Work through the material below line by line and say how many lines include the word "года". Only the number, please.
Start of Material for this task
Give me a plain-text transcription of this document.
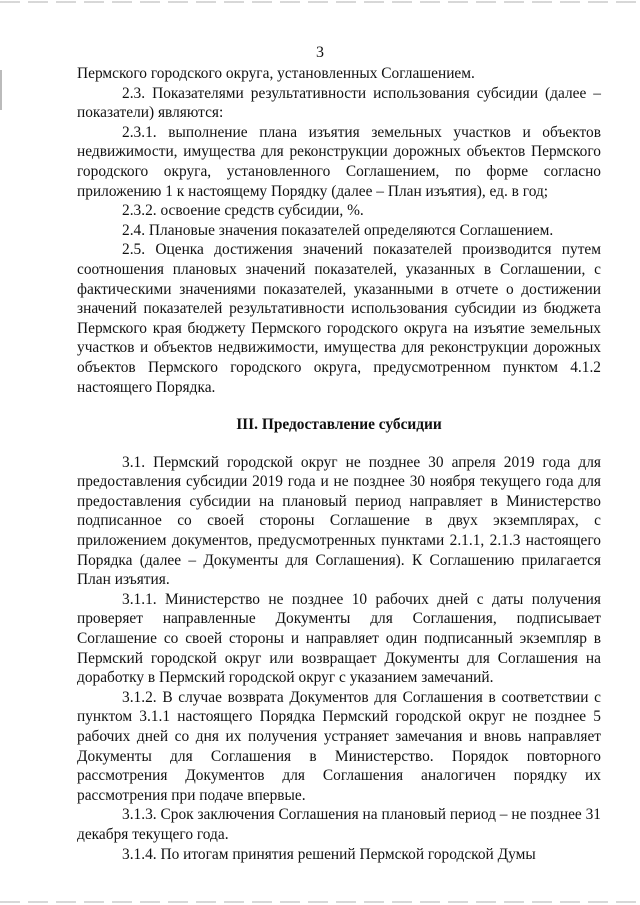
3

Пермского городского округа, установленных Соглашением.

2.3. Показателями результативности использования субсидии (далее – показатели) являются:

2.3.1. выполнение плана изъятия земельных участков и объектов недвижимости, имущества для реконструкции дорожных объектов Пермского городского округа, установленного Соглашением, по форме согласно приложению 1 к настоящему Порядку (далее – План изъятия), ед. в год;

2.3.2. освоение средств субсидии, %.

2.4. Плановые значения показателей определяются Соглашением.

2.5. Оценка достижения значений показателей производится путем соотношения плановых значений показателей, указанных в Соглашении, с фактическими значениями показателей, указанными в отчете о достижении значений показателей результативности использования субсидии из бюджета Пермского края бюджету Пермского городского округа на изъятие земельных участков и объектов недвижимости, имущества для реконструкции дорожных объектов Пермского городского округа, предусмотренном пунктом 4.1.2 настоящего Порядка.

III. Предоставление субсидии

3.1. Пермский городской округ не позднее 30 апреля 2019 года для предоставления субсидии 2019 года и не позднее 30 ноября текущего года для предоставления субсидии на плановый период направляет в Министерство подписанное со своей стороны Соглашение в двух экземплярах, с приложением документов, предусмотренных пунктами 2.1.1, 2.1.3 настоящего Порядка (далее – Документы для Соглашения). К Соглашению прилагается План изъятия.

3.1.1. Министерство не позднее 10 рабочих дней с даты получения проверяет направленные Документы для Соглашения, подписывает Соглашение со своей стороны и направляет один подписанный экземпляр в Пермский городской округ или возвращает Документы для Соглашения на доработку в Пермский городской округ с указанием замечаний.

3.1.2. В случае возврата Документов для Соглашения в соответствии с пунктом 3.1.1 настоящего Порядка Пермский городской округ не позднее 5 рабочих дней со дня их получения устраняет замечания и вновь направляет Документы для Соглашения в Министерство. Порядок повторного рассмотрения Документов для Соглашения аналогичен порядку их рассмотрения при подаче впервые.

3.1.3. Срок заключения Соглашения на плановый период – не позднее 31 декабря текущего года.

3.1.4. По итогам принятия решений Пермской городской Думы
End of Material for this task
* [Correct response]
2